- Texto selecionado
======

O país não sabe qual o melhor caminho para o dinheiro público por falta de indicadores que mostrem os resultados das políticas públicas implementadas pelo Brasil. Conhecer bem os frutos de tais iniciativas é o ponto de partida para fortalecer o que teve sucesso e reformular o que não funcionou. É o que defende Marcos Lisboa, novo diretor-presidente do Instituto de Ensino e Pesquisa (Insper). “Gastou-se muito ou pouco no Fies? Não sabemos. Qual foi o resultado do Fies para as pessoas? Não sabemos.”
Lisboa sucede Cláudio Haddad, que ficou 16 anos no cargo. Os dois dizem compartilhar a paixão pela educação. “Sempre o vi como um possível sucessor”, diz Cláudio. O antigo presidente continua à frente do conselho e da assembleia de associados. Em entrevista, a dupla fala sobre o futuro do Insper e discute educação no Brasil. Eles frisam a falta de estudantes com conhecimento e preparo para aproveitar um ensino superior de alta qualidade. “Temos deficiência no ensino básico.” Confira a conversa:
Época: Como se deu o processo de sucessão?

======

[Registros de anotação de layout]
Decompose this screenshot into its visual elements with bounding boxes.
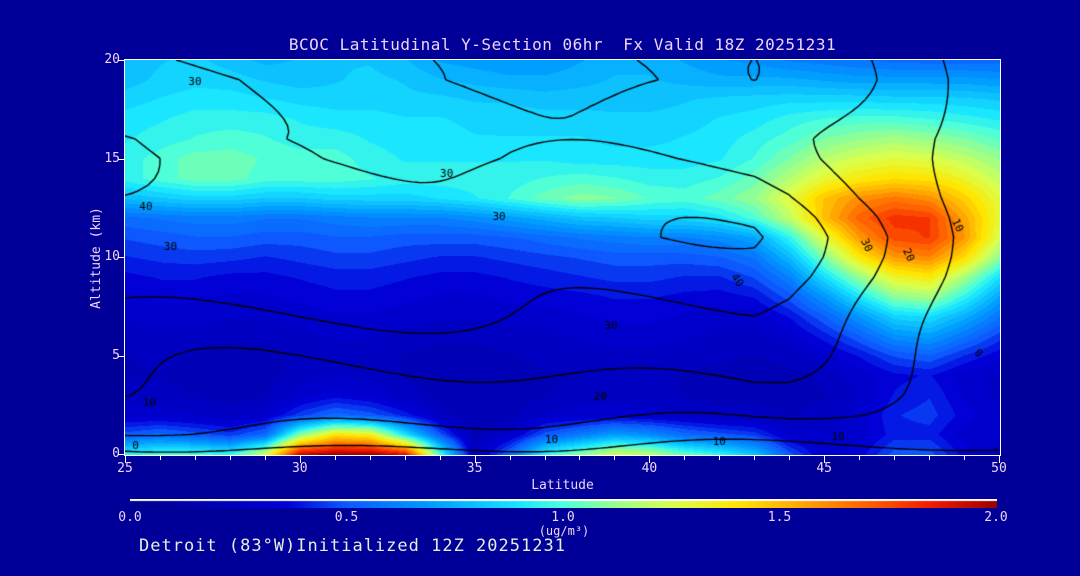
x-minor-tick-mark [789, 456, 790, 460]
colorbar-tick-label: 2.0 [984, 510, 1008, 525]
x-axis-title: Latitude [531, 478, 594, 493]
x-major-tick-mark [300, 456, 301, 463]
y-tick-mark [118, 355, 124, 357]
x-minor-tick-mark [265, 456, 266, 460]
x-minor-tick-mark [230, 456, 231, 460]
y-tick-label: 5 [112, 347, 120, 363]
x-minor-tick-mark [405, 456, 406, 460]
x-minor-tick-mark [964, 456, 965, 460]
y-tick-label: 10 [104, 249, 120, 264]
colorbar-tick-label: 0.0 [118, 510, 142, 525]
y-tick-label: 15 [104, 150, 120, 166]
x-minor-tick-mark [754, 456, 755, 460]
x-tick-label: 35 [466, 461, 483, 476]
colorbar-units: (ug/m³) [538, 524, 590, 538]
contour-plot-canvas [125, 60, 1000, 455]
colorbar-tick-label: 0.5 [334, 510, 359, 525]
x-tick-label: 30 [291, 461, 308, 476]
y-tick-label: 20 [104, 52, 120, 67]
x-minor-tick-mark [335, 456, 336, 460]
plot-frame [124, 59, 1001, 456]
x-minor-tick-mark [370, 456, 371, 460]
x-tick-label: 50 [991, 461, 1007, 476]
y-tick-mark [118, 257, 124, 258]
x-tick-label: 25 [117, 461, 133, 476]
x-minor-tick-mark [545, 456, 546, 460]
x-major-tick-mark [999, 456, 1000, 463]
x-major-tick-mark [824, 456, 825, 463]
x-major-tick-mark [125, 456, 126, 463]
x-minor-tick-mark [440, 456, 441, 460]
x-minor-tick-mark [195, 456, 196, 460]
y-tick-mark [118, 60, 124, 61]
x-major-tick-mark [649, 456, 650, 463]
x-minor-tick-mark [859, 456, 860, 460]
colorbar-tick-label: 1.5 [767, 510, 792, 525]
x-minor-tick-mark [719, 456, 720, 460]
x-minor-tick-mark [160, 456, 161, 460]
y-tick-mark [118, 454, 124, 455]
x-minor-tick-mark [929, 456, 930, 460]
x-minor-tick-mark [614, 456, 615, 460]
x-minor-tick-mark [579, 456, 580, 460]
colorbar [130, 499, 997, 508]
x-minor-tick-mark [510, 456, 511, 460]
x-tick-label: 40 [641, 461, 658, 476]
x-major-tick-mark [475, 456, 476, 463]
footer-run-info: Detroit (83°W)Initialized 12Z 20251231 [139, 536, 566, 556]
colorbar-tick-label: 1.0 [551, 510, 575, 525]
x-minor-tick-mark [894, 456, 895, 460]
x-minor-tick-mark [684, 456, 685, 460]
x-tick-label: 45 [816, 461, 833, 476]
chart-title: BCOC Latitudinal Y-Section 06hr Fx Valid… [288, 35, 837, 54]
y-tick-label: 0 [112, 446, 120, 461]
y-tick-mark [118, 158, 124, 160]
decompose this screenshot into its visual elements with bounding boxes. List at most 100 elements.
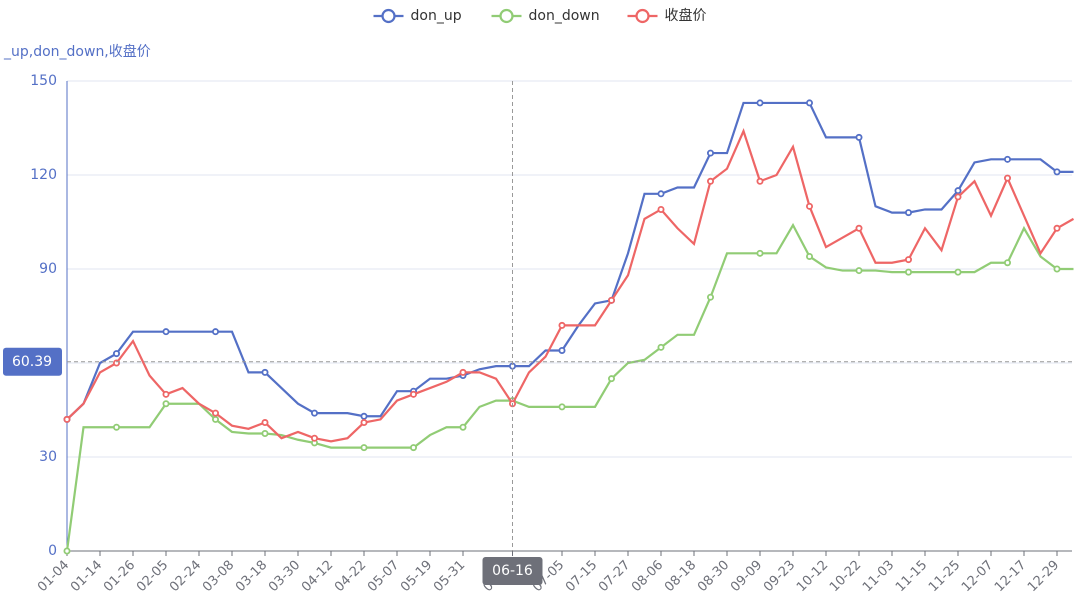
x-tick-label: 03-18: [233, 558, 270, 595]
point: [806, 202, 814, 210]
y-tick-label: 150: [30, 73, 57, 89]
point: [558, 346, 566, 354]
series-line: [66, 101, 1074, 421]
x-tick-label: 10-22: [827, 558, 864, 595]
x-tick-label: 05-19: [398, 558, 435, 595]
point: [409, 444, 417, 452]
point: [211, 415, 219, 423]
x-tick-label: 04-12: [299, 558, 336, 595]
legend-item: 收盘价: [627, 7, 707, 24]
legend-label: don_up: [411, 8, 462, 24]
x-tick-label: 10-12: [794, 558, 831, 595]
legend-item: don_up: [373, 8, 462, 24]
series-line: [66, 128, 1075, 443]
legend-icon: [499, 8, 514, 24]
x-tick-label: 08-06: [629, 558, 666, 595]
point: [756, 99, 764, 107]
x-tick-label: 04-22: [332, 558, 369, 595]
x-tick-label: 02-05: [134, 558, 171, 595]
y-axis-title: _up,don_down,收盘价: [3, 43, 151, 60]
legend: don_up don_down 收盘价: [373, 7, 707, 24]
point: [608, 375, 616, 383]
x-tick-label: 03-30: [266, 558, 303, 595]
x-tick-label: 01-04: [35, 558, 72, 595]
point: [63, 547, 71, 555]
point: [1053, 265, 1061, 273]
x-tick-label: 11-03: [860, 558, 897, 595]
point: [707, 293, 715, 301]
point: [657, 343, 665, 351]
x-tick-label: 05-07: [365, 558, 402, 595]
point: [1004, 174, 1012, 182]
point: [261, 368, 269, 376]
x-tick-label: 03-08: [200, 558, 237, 595]
point: [855, 267, 863, 275]
x-tick-label: 02-24: [167, 558, 204, 595]
point: [756, 177, 764, 185]
point: [558, 321, 566, 329]
point: [459, 423, 467, 431]
pointer-label-box: [3, 347, 62, 376]
legend-item: don_down: [491, 8, 600, 24]
point: [905, 268, 913, 276]
point: [162, 400, 170, 408]
point: [657, 205, 665, 213]
point: [1004, 155, 1012, 163]
point: [806, 99, 814, 107]
x-tick-label: 01-14: [68, 558, 105, 595]
x-tick-label: 12-29: [1025, 558, 1062, 595]
point: [310, 409, 318, 417]
x-tick-label: 12-07: [959, 558, 996, 595]
point: [756, 249, 764, 257]
y-tick-label: 30: [39, 449, 57, 465]
x-tick-label: 11-25: [926, 558, 963, 595]
point: [1004, 259, 1012, 267]
point: [905, 256, 913, 264]
point: [1053, 224, 1061, 232]
point: [261, 419, 269, 427]
point: [113, 350, 121, 358]
point: [855, 133, 863, 141]
x-tick-label: 11-15: [893, 558, 930, 595]
point: [806, 252, 814, 260]
point: [855, 224, 863, 232]
x-tick-label: 12-17: [992, 558, 1029, 595]
point: [905, 209, 913, 217]
point: [608, 296, 616, 304]
point: [211, 409, 219, 417]
point: [954, 187, 962, 195]
point: [459, 368, 467, 376]
point: [360, 444, 368, 452]
y-tick-label: 120: [30, 167, 57, 183]
point: [657, 190, 665, 198]
pointer-label: 06-16: [492, 563, 533, 579]
point: [162, 390, 170, 398]
pointer-label-box: [482, 557, 543, 585]
legend-icon: [381, 8, 396, 24]
point: [1053, 168, 1061, 176]
x-tick-label: 09-23: [761, 558, 798, 595]
point: [409, 390, 417, 398]
x-tick-label: 05-31: [431, 558, 468, 595]
point: [360, 412, 368, 420]
point: [558, 403, 566, 411]
point: [707, 177, 715, 185]
point: [113, 359, 121, 367]
legend-icon: [635, 8, 650, 24]
point: [162, 328, 170, 336]
x-tick-label: 08-30: [695, 558, 732, 595]
legend-label: 收盘价: [665, 7, 707, 24]
point: [954, 193, 962, 201]
x-tick-label: 08-18: [662, 558, 699, 595]
series-line: [65, 222, 1074, 552]
pointer-label: 60.39: [12, 354, 52, 370]
point: [954, 268, 962, 276]
x-tick-label: 07-27: [596, 558, 633, 595]
point: [360, 419, 368, 427]
point: [211, 328, 219, 336]
point: [63, 415, 71, 423]
point: [707, 149, 715, 157]
y-tick-label: 90: [39, 261, 57, 277]
point: [261, 429, 269, 437]
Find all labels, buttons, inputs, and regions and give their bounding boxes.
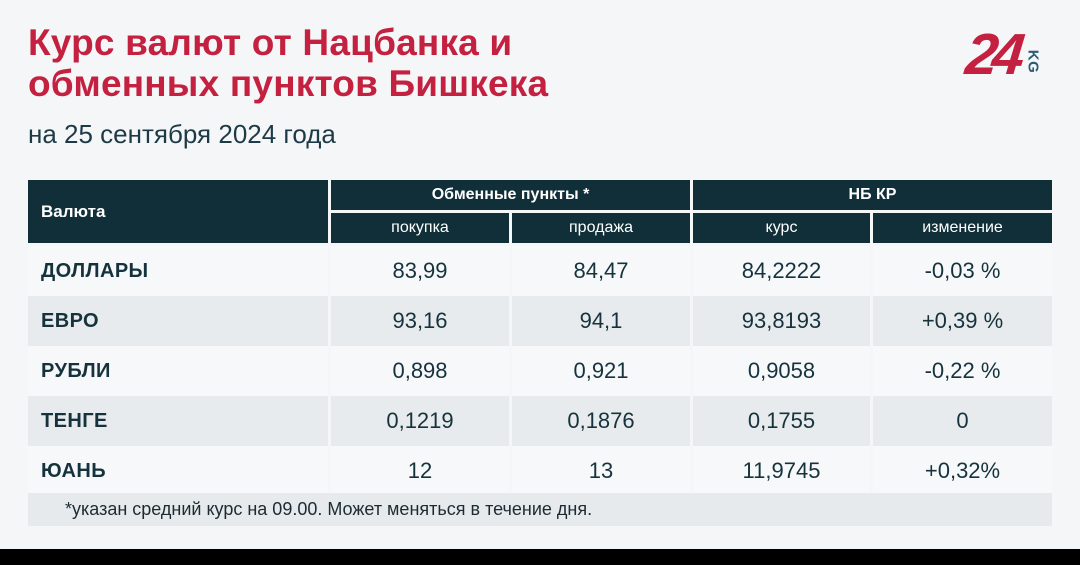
- cell-sell: 13: [512, 446, 690, 496]
- logo-kg-label: KG: [1023, 49, 1041, 74]
- date-subtitle: на 25 сентября 2024 года: [28, 119, 336, 149]
- table-row-dollars: ДОЛЛАРЫ 83,99 84,47 84,2222 -0,03 %: [28, 246, 1052, 296]
- cell-sell: 94,1: [512, 296, 690, 346]
- cell-sell: 0,1876: [512, 396, 690, 446]
- cell-rate: 0,1755: [693, 396, 870, 446]
- cell-change: +0,39 %: [873, 296, 1052, 346]
- bottom-black-bar: [0, 549, 1080, 565]
- table-header: Валюта Обменные пункты * НБ КР покупка п…: [28, 180, 1052, 243]
- currency-rate-table: Валюта Обменные пункты * НБ КР покупка п…: [28, 180, 1052, 496]
- masthead: Курс валют от Нацбанка и обменных пункто…: [28, 22, 1052, 150]
- header-currency: Валюта: [28, 180, 328, 243]
- cell-buy: 0,1219: [331, 396, 509, 446]
- cell-change: -0,03 %: [873, 246, 1052, 296]
- cell-change: -0,22 %: [873, 346, 1052, 396]
- cell-currency: ТЕНГЕ: [28, 396, 328, 446]
- cell-change: 0: [873, 396, 1052, 446]
- cell-sell: 84,47: [512, 246, 690, 296]
- logo-24-icon: 24: [962, 22, 1022, 87]
- table-row-tenge: ТЕНГЕ 0,1219 0,1876 0,1755 0: [28, 396, 1052, 446]
- cell-buy: 0,898: [331, 346, 509, 396]
- cell-change: +0,32%: [873, 446, 1052, 496]
- cell-currency: ДОЛЛАРЫ: [28, 246, 328, 296]
- header-sell: продажа: [512, 213, 690, 243]
- cell-buy: 93,16: [331, 296, 509, 346]
- table-row-yuan: ЮАНЬ 12 13 11,9745 +0,32%: [28, 446, 1052, 496]
- table-body: ДОЛЛАРЫ 83,99 84,47 84,2222 -0,03 % ЕВРО…: [28, 246, 1052, 496]
- cell-rate: 0,9058: [693, 346, 870, 396]
- header-buy: покупка: [331, 213, 509, 243]
- cell-currency: ЕВРО: [28, 296, 328, 346]
- footnote-strip: *указан средний курс на 09.00. Может мен…: [28, 493, 1052, 526]
- cell-rate: 11,9745: [693, 446, 870, 496]
- page-title: Курс валют от Нацбанка и обменных пункто…: [28, 22, 1052, 104]
- header-group-nbkr: НБ КР: [693, 180, 1052, 210]
- logo-24kg: 24 KG: [962, 22, 1044, 87]
- header-rate: курс: [693, 213, 870, 243]
- page-title-line1: Курс валют от Нацбанка и: [28, 22, 513, 63]
- cell-rate: 93,8193: [693, 296, 870, 346]
- cell-sell: 0,921: [512, 346, 690, 396]
- cell-currency: ЮАНЬ: [28, 446, 328, 496]
- cell-buy: 83,99: [331, 246, 509, 296]
- cell-buy: 12: [331, 446, 509, 496]
- page-title-line2: обменных пунктов Бишкека: [28, 63, 549, 104]
- cell-rate: 84,2222: [693, 246, 870, 296]
- cell-currency: РУБЛИ: [28, 346, 328, 396]
- table-row-euro: ЕВРО 93,16 94,1 93,8193 +0,39 %: [28, 296, 1052, 346]
- header-group-exchange-points: Обменные пункты *: [331, 180, 690, 210]
- header-change: изменение: [873, 213, 1052, 243]
- table-row-rubles: РУБЛИ 0,898 0,921 0,9058 -0,22 %: [28, 346, 1052, 396]
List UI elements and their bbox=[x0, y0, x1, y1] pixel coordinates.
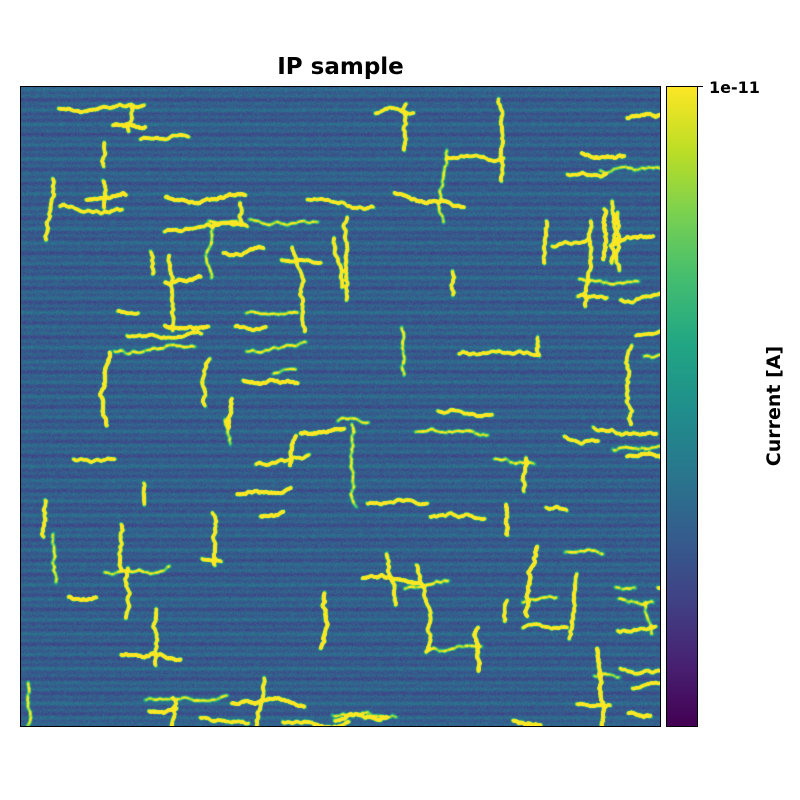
colorbar-label: Current [A] bbox=[763, 345, 785, 467]
colorbar-tick-label: 1e-11 bbox=[709, 78, 760, 97]
colorbar-tick bbox=[698, 86, 703, 87]
heatmap-plot-area bbox=[20, 86, 661, 727]
colorbar-gradient bbox=[667, 87, 697, 726]
current-map-image bbox=[21, 87, 660, 726]
colorbar bbox=[666, 86, 698, 727]
chart-title: IP sample bbox=[277, 54, 404, 80]
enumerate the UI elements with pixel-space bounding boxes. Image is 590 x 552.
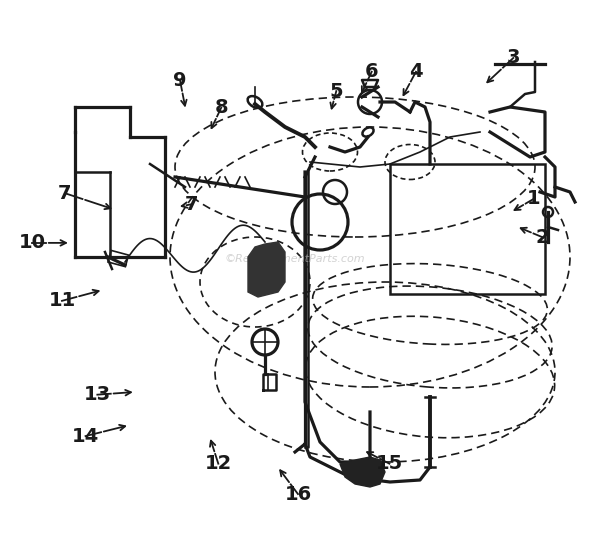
- Text: 7: 7: [58, 184, 71, 203]
- Text: 5: 5: [329, 82, 343, 100]
- Bar: [390, 164, 545, 294]
- Polygon shape: [340, 457, 385, 487]
- Text: 6: 6: [365, 62, 379, 81]
- Bar: [108, 251, 129, 267]
- Text: 1: 1: [527, 189, 541, 208]
- Text: 15: 15: [376, 454, 403, 473]
- Text: 2: 2: [536, 228, 550, 247]
- Polygon shape: [248, 242, 285, 297]
- Text: 16: 16: [284, 485, 312, 503]
- Text: 13: 13: [84, 385, 111, 404]
- Text: 3: 3: [507, 49, 520, 67]
- Text: 9: 9: [173, 71, 186, 89]
- Text: 12: 12: [205, 454, 232, 473]
- Text: 8: 8: [214, 98, 228, 117]
- Text: 4: 4: [409, 62, 423, 81]
- Text: 7: 7: [185, 195, 198, 214]
- Text: 11: 11: [48, 291, 76, 310]
- Text: 14: 14: [72, 427, 99, 445]
- Ellipse shape: [362, 128, 373, 136]
- Text: ©ReplacementParts.com: ©ReplacementParts.com: [225, 254, 365, 264]
- Text: 10: 10: [19, 233, 46, 252]
- Ellipse shape: [248, 96, 263, 108]
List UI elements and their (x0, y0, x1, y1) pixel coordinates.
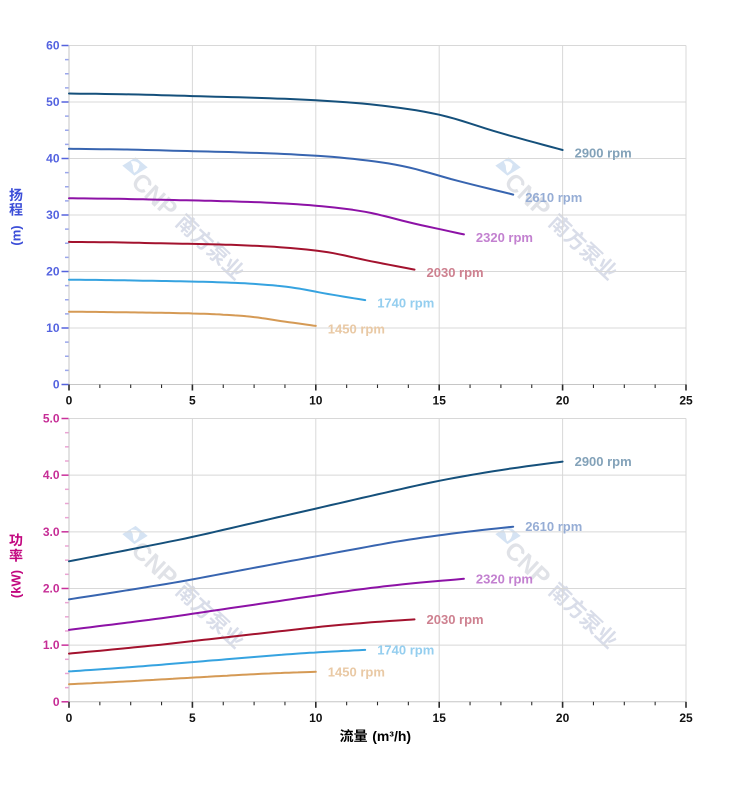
svg-text:3.0: 3.0 (43, 525, 60, 539)
svg-text:0: 0 (53, 695, 60, 709)
svg-text:1740 rpm: 1740 rpm (377, 296, 434, 311)
svg-text:25: 25 (679, 711, 693, 725)
svg-text:20: 20 (556, 711, 570, 725)
svg-text:5: 5 (189, 394, 196, 408)
svg-text:2320 rpm: 2320 rpm (476, 571, 533, 586)
svg-text:1740 rpm: 1740 rpm (377, 642, 434, 657)
svg-text:0: 0 (66, 711, 73, 725)
svg-text:2320 rpm: 2320 rpm (476, 230, 533, 245)
svg-text:2610 rpm: 2610 rpm (525, 519, 582, 534)
svg-text:0: 0 (53, 378, 60, 392)
svg-text:40: 40 (46, 152, 60, 166)
svg-text:0: 0 (66, 394, 73, 408)
svg-text:4.0: 4.0 (43, 468, 60, 482)
svg-text:25: 25 (679, 394, 693, 408)
svg-text:5: 5 (189, 711, 196, 725)
svg-text:5.0: 5.0 (43, 412, 60, 426)
svg-text:15: 15 (433, 394, 447, 408)
svg-text:(kW): (kW) (9, 570, 24, 598)
svg-text:20: 20 (46, 265, 60, 279)
svg-text:20: 20 (556, 394, 570, 408)
svg-text:2030 rpm: 2030 rpm (427, 612, 484, 627)
svg-text:2.0: 2.0 (43, 582, 60, 596)
svg-text:2900 rpm: 2900 rpm (575, 454, 632, 469)
svg-text:10: 10 (309, 394, 323, 408)
svg-text:15: 15 (433, 711, 447, 725)
svg-text:(m): (m) (9, 225, 24, 245)
svg-text:2610 rpm: 2610 rpm (525, 190, 582, 205)
svg-text:1.0: 1.0 (43, 638, 60, 652)
svg-text:50: 50 (46, 95, 60, 109)
svg-text:2900 rpm: 2900 rpm (575, 146, 632, 161)
svg-text:1450 rpm: 1450 rpm (328, 664, 385, 679)
svg-text:2030 rpm: 2030 rpm (427, 265, 484, 280)
svg-text:60: 60 (46, 39, 60, 53)
svg-text:(m³/h): (m³/h) (372, 728, 411, 744)
svg-text:30: 30 (46, 208, 60, 222)
svg-text:10: 10 (46, 321, 60, 335)
svg-text:1450 rpm: 1450 rpm (328, 321, 385, 336)
svg-text:10: 10 (309, 711, 323, 725)
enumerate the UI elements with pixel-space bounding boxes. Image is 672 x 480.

======

- Instruções
**1)** Duplique tudo o que está no texto sobre o Insper desde "Lisboa sucede Cláudio" até "processo de sucessão?".
**2)** Dê sequência ao texto sobre o Insper a partir do ponto em que ele termina.
O material é independente do texto sobre o Insper.

- Respostas
**1)**
Lisboa sucede Cláudio Haddad, que ficou 16 anos no cargo. Os dois dizem compartilhar a paixão pela educação. “Sempre o vi como um possível sucessor”, diz Cláudio. O antigo presidente continua à frente do conselho e da assembleia de associados. Em entrevista, a dupla fala sobre o futuro do Insper e discute educação no Brasil. Eles frisam a falta de estudantes com conhecimento e preparo para aproveitar um ensino superior de alta qualidade. “Temos deficiência no ensino básico.” Confira a conversa:
Época: Como se deu o processo de sucessão?

**2)**
Cláudio Haddad: Em 2004, o Insper passou a ser independente e sem fins lucrativos. Tínhamos a preocupação com a futura sucessão. Não foi uma preocupação inicial, mas ela surgiu. E conheço o Marcos há bastante tempo. Sempre o vi como um possível sucessor — por suas qualidades, capacidades e porque é apaixonado por educação. Ele já tinha familiaridade com os projetos do Insper e fazia parte de nossa equipe de avaliação. Achei que também estava em uma fase de vida que talvez desejasse uma mudança. Então o consultei há uns três anos e ele ficou interessado. Senti que o olho dele brilhou, o meu também. Há dois anos, veio oficialmente como vice-presidente, para conhecer mais da escola. E nós o conhecermos. Até que, em comum acordo, percebemos que estava na hora de dar o próximo passo.
Época: Como vocês pensam o futuro do Insper? Existe um limite para o crescimento, em termos de qualidade?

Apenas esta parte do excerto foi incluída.